• _EXERCISE INSTRUCTIONS_:
Count how many lines in this material contain "todas". The answer is that number alone.

(Data entries)
»»

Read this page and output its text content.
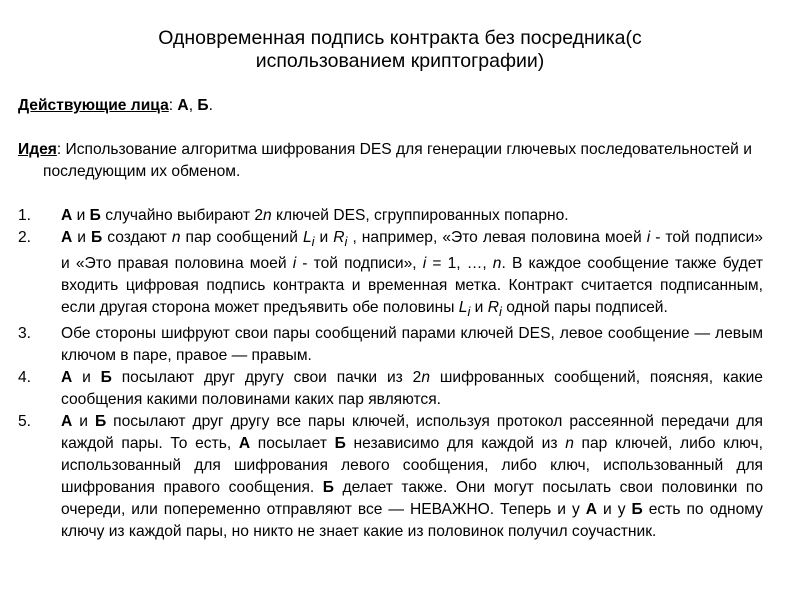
Одновременная подпись контракта без посредника(с
использованием криптографии)

Действующие лица: А, Б.

Идея: Использование алгоритма шифрования DES для генерации глючевых последовательностей и последующим их обменом.

1. А и Б случайно выбирают 2n ключей DES, сгруппированных попарно.
2. А и Б создают n пар сообщений $L_i$ и $R_i$ , например, «Это левая половина моей i - той подписи» и «Это правая половина моей i - той подписи», i = 1, …, n. В каждое сообщение также будет входить цифровая подпись контракта и временная метка. Контракт считается подписанным, если другая сторона может предъявить обе половины $L_i$ и $R_i$ одной пары подписей.
3. Обе стороны шифруют свои пары сообщений парами ключей DES, левое сообщение — левым ключом в паре, правое — правым.
4. А и Б посылают друг другу свои пачки из 2n шифрованных сообщений, поясняя, какие сообщения какими половинами каких пар являются.
5. А и Б посылают друг другу все пары ключей, используя протокол рассеянной передачи для каждой пары. То есть, А посылает Б независимо для каждой из n пар ключей, либо ключ, использованный для шифрования левого сообщения, либо ключ, использованный для шифрования правого сообщения. Б делает также. Они могут посылать свои половинки по очереди, или попеременно отправляют все — НЕВАЖНО. Теперь и у А и у Б есть по одному ключу из каждой пары, но никто не знает какие из половинок получил соучастник.
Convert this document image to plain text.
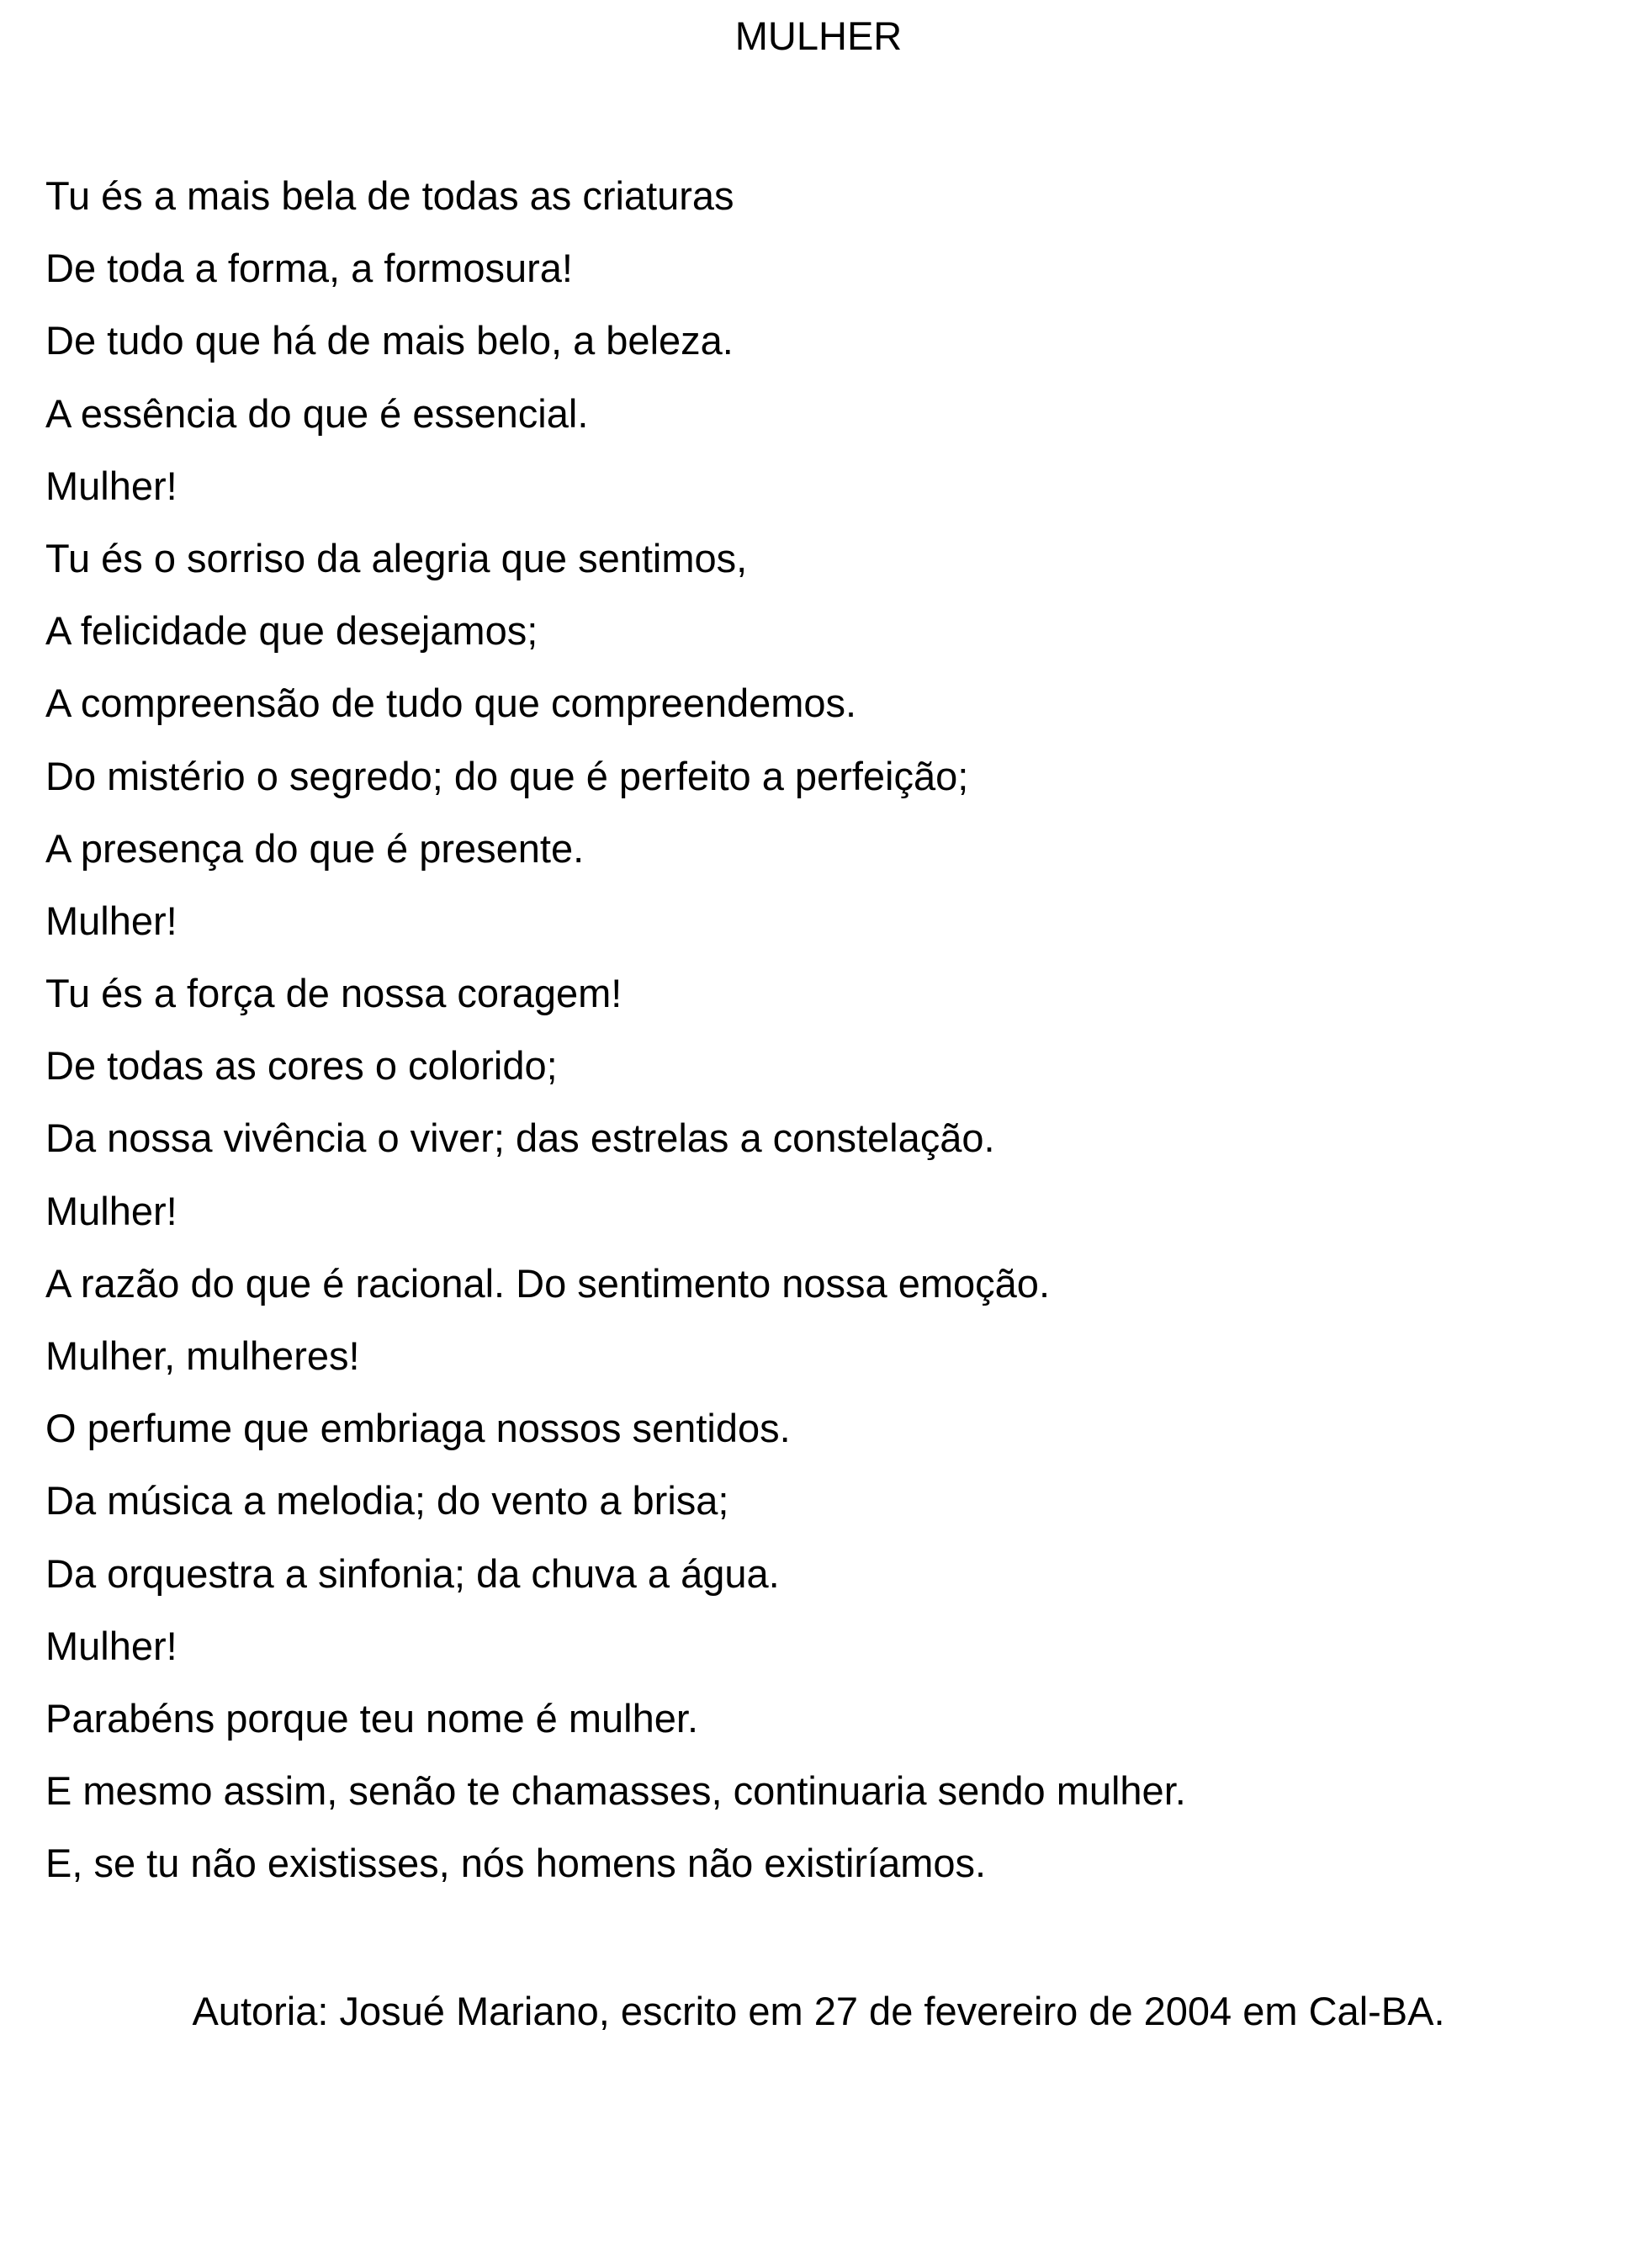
MULHER
Tu és a mais bela de todas as criaturas
De toda a forma, a formosura!
De tudo que há de mais belo, a beleza.
A essência do que é essencial.
Mulher!
Tu és o sorriso da alegria que sentimos,
A felicidade que desejamos;
A compreensão de tudo que compreendemos.
Do mistério o segredo; do que é perfeito a perfeição;
A presença do que é presente.
Mulher!
Tu és a força de nossa coragem!
De todas as cores o colorido;
Da nossa vivência o viver; das estrelas a constelação.
Mulher!
A razão do que é racional. Do sentimento nossa emoção.
Mulher, mulheres!
O perfume que embriaga nossos sentidos.
Da música a melodia; do vento a brisa;
Da orquestra a sinfonia; da chuva a água.
Mulher!
Parabéns porque teu nome é mulher.
E mesmo assim, senão te chamasses, continuaria sendo mulher.
E, se tu não existisses, nós homens não existiríamos.
Autoria: Josué Mariano, escrito em 27 de fevereiro de 2004 em Cal-BA.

««

• _WRITTEN RESPONSE_:
2